## Exercise prompt
Write out the material exactly, without any of its pictures.

## Input for this task
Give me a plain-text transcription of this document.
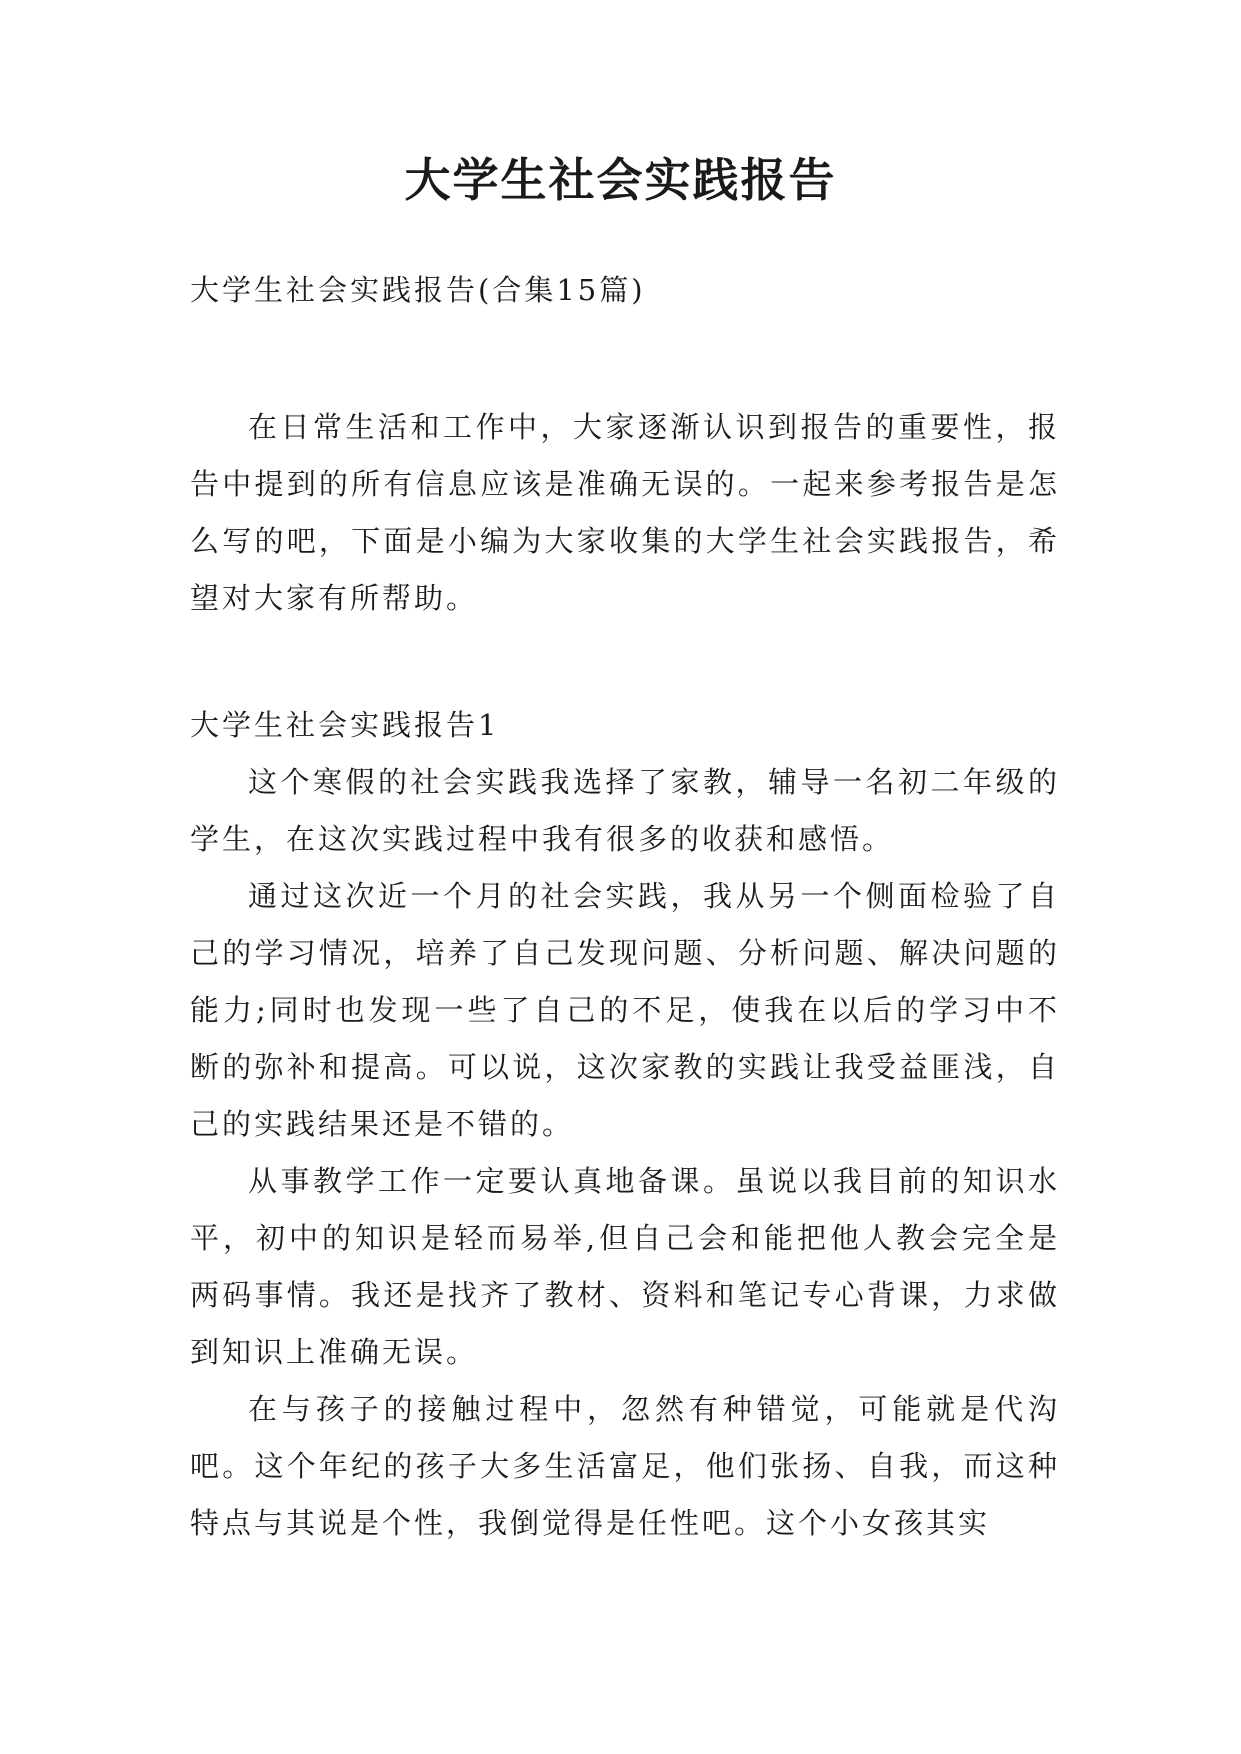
大学生社会实践报告

大学生社会实践报告(合集15篇)

在日常生活和工作中，大家逐渐认识到报告的重要性，报告中提到的所有信息应该是准确无误的。一起来参考报告是怎么写的吧，下面是小编为大家收集的大学生社会实践报告，希望对大家有所帮助。

大学生社会实践报告1

这个寒假的社会实践我选择了家教，辅导一名初二年级的学生，在这次实践过程中我有很多的收获和感悟。

通过这次近一个月的社会实践，我从另一个侧面检验了自己的学习情况，培养了自己发现问题、分析问题、解决问题的能力;同时也发现一些了自己的不足，使我在以后的学习中不断的弥补和提高。可以说，这次家教的实践让我受益匪浅，自己的实践结果还是不错的。

从事教学工作一定要认真地备课。虽说以我目前的知识水平，初中的知识是轻而易举,但自己会和能把他人教会完全是两码事情。我还是找齐了教材、资料和笔记专心背课，力求做到知识上准确无误。

在与孩子的接触过程中，忽然有种错觉，可能就是代沟吧。这个年纪的孩子大多生活富足，他们张扬、自我，而这种特点与其说是个性，我倒觉得是任性吧。这个小女孩其实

## Solution for this task
Give me a plain-text transcription of this document.
大学生社会实践报告

大学生社会实践报告(合集15篇)

在日常生活和工作中，大家逐渐认识到报告的重要性，报告中提到的所有信息应该是准确无误的。一起来参考报告是怎么写的吧，下面是小编为大家收集的大学生社会实践报告，希望对大家有所帮助。

大学生社会实践报告1

这个寒假的社会实践我选择了家教，辅导一名初二年级的学生，在这次实践过程中我有很多的收获和感悟。

通过这次近一个月的社会实践，我从另一个侧面检验了自己的学习情况，培养了自己发现问题、分析问题、解决问题的能力;同时也发现一些了自己的不足，使我在以后的学习中不断的弥补和提高。可以说，这次家教的实践让我受益匪浅，自己的实践结果还是不错的。

从事教学工作一定要认真地备课。虽说以我目前的知识水平，初中的知识是轻而易举,但自己会和能把他人教会完全是两码事情。我还是找齐了教材、资料和笔记专心背课，力求做到知识上准确无误。

在与孩子的接触过程中，忽然有种错觉，可能就是代沟吧。这个年纪的孩子大多生活富足，他们张扬、自我，而这种特点与其说是个性，我倒觉得是任性吧。这个小女孩其实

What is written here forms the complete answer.